WRITTEN TASK:
Find the word "customer" in the data. Return every line where it appears.

Stored entries:

◆ ◆ ◆

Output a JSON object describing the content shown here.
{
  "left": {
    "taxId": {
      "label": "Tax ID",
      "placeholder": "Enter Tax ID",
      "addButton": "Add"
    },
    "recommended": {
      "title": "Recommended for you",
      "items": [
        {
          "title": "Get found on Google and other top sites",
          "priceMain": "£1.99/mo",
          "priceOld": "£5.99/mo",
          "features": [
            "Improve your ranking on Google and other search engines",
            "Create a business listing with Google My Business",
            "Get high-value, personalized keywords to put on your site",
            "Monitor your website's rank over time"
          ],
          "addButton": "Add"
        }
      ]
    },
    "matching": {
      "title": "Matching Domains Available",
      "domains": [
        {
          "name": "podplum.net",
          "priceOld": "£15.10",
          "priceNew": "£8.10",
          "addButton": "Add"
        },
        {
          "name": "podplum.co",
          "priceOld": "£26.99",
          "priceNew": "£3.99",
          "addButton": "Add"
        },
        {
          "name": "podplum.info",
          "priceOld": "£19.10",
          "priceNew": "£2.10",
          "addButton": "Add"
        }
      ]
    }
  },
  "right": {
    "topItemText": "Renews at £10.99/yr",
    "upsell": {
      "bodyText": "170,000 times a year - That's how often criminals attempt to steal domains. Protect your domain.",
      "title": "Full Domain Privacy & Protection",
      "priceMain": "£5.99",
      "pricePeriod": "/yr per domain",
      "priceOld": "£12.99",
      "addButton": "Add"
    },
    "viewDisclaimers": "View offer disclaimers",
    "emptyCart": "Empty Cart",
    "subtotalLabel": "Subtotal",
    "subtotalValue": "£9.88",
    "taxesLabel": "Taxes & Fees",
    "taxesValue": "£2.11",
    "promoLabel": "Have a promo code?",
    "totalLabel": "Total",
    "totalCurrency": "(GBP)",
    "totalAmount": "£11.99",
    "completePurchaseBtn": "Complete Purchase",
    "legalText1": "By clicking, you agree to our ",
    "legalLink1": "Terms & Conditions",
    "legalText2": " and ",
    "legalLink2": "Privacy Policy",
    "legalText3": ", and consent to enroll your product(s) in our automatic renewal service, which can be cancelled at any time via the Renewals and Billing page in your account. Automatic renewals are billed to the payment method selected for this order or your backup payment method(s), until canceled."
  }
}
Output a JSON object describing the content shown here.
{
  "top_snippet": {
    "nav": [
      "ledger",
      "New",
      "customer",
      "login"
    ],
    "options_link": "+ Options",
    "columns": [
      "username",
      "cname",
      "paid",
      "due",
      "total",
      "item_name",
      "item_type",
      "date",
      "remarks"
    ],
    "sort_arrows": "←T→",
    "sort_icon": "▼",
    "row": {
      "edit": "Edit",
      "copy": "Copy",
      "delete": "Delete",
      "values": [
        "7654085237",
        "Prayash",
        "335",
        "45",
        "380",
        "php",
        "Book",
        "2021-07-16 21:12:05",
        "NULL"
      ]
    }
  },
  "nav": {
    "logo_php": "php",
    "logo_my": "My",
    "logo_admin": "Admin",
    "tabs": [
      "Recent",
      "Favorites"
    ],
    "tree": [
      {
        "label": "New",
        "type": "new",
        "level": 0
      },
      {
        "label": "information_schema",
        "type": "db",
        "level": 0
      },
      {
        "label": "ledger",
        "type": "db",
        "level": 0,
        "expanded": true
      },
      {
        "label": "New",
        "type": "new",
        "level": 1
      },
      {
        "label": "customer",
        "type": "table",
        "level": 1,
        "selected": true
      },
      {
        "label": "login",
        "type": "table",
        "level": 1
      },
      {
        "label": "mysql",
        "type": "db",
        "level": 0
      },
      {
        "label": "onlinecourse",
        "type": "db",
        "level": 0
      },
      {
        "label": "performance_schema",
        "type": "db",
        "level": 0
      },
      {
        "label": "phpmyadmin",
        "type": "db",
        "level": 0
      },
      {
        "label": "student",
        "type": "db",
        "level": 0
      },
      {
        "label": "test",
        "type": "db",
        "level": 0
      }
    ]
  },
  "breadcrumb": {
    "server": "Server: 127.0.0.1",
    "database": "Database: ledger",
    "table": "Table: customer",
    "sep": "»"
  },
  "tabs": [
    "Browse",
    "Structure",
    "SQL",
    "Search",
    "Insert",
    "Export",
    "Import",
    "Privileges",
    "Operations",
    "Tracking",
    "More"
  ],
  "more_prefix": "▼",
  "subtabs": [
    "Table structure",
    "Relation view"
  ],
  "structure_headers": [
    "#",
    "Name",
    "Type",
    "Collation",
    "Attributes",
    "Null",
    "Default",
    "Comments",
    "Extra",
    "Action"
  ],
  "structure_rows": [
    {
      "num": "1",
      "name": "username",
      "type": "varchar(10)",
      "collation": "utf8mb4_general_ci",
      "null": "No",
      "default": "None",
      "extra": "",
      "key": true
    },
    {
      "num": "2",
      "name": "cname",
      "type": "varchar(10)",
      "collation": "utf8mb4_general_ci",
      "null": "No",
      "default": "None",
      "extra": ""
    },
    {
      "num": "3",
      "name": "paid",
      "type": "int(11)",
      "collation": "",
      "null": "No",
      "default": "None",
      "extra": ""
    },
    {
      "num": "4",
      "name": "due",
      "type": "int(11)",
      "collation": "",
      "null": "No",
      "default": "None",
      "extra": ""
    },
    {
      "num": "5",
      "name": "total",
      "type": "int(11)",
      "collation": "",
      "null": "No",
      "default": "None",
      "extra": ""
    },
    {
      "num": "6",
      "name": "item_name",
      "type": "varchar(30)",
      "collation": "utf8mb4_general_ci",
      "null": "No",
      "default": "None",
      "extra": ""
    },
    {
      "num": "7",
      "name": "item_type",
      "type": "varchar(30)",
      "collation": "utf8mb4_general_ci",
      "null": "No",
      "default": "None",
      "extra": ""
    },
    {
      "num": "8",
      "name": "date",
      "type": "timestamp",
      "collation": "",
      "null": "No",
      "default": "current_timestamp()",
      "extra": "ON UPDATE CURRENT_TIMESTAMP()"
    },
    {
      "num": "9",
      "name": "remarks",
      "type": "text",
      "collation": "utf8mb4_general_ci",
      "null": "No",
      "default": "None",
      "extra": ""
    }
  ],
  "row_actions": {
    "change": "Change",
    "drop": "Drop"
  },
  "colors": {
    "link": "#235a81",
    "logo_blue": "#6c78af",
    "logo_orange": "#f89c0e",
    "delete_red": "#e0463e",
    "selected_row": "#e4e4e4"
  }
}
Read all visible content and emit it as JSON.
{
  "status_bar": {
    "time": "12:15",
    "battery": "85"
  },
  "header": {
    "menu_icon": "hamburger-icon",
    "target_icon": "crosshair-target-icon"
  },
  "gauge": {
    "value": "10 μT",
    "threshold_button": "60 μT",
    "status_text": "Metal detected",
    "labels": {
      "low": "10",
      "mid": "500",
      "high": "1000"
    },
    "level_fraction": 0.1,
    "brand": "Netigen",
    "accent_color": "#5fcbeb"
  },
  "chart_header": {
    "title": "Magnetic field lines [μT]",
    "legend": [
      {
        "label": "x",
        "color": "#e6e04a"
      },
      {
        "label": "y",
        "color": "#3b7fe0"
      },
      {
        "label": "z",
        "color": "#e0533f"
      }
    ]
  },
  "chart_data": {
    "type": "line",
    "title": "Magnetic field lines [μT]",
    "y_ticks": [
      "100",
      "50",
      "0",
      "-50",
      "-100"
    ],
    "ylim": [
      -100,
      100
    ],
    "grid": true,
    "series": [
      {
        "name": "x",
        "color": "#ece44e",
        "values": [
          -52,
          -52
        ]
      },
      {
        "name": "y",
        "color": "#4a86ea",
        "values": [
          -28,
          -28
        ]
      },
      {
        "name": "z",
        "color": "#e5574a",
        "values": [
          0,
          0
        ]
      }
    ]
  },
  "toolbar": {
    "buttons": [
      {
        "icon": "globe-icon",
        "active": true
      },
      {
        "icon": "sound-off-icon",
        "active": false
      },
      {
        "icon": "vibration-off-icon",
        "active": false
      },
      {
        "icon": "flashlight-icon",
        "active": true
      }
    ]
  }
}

◆ ◆ ◆

TASK SOLUTION:
      "customer",
        "label": "customer",
    "table": "Table: customer",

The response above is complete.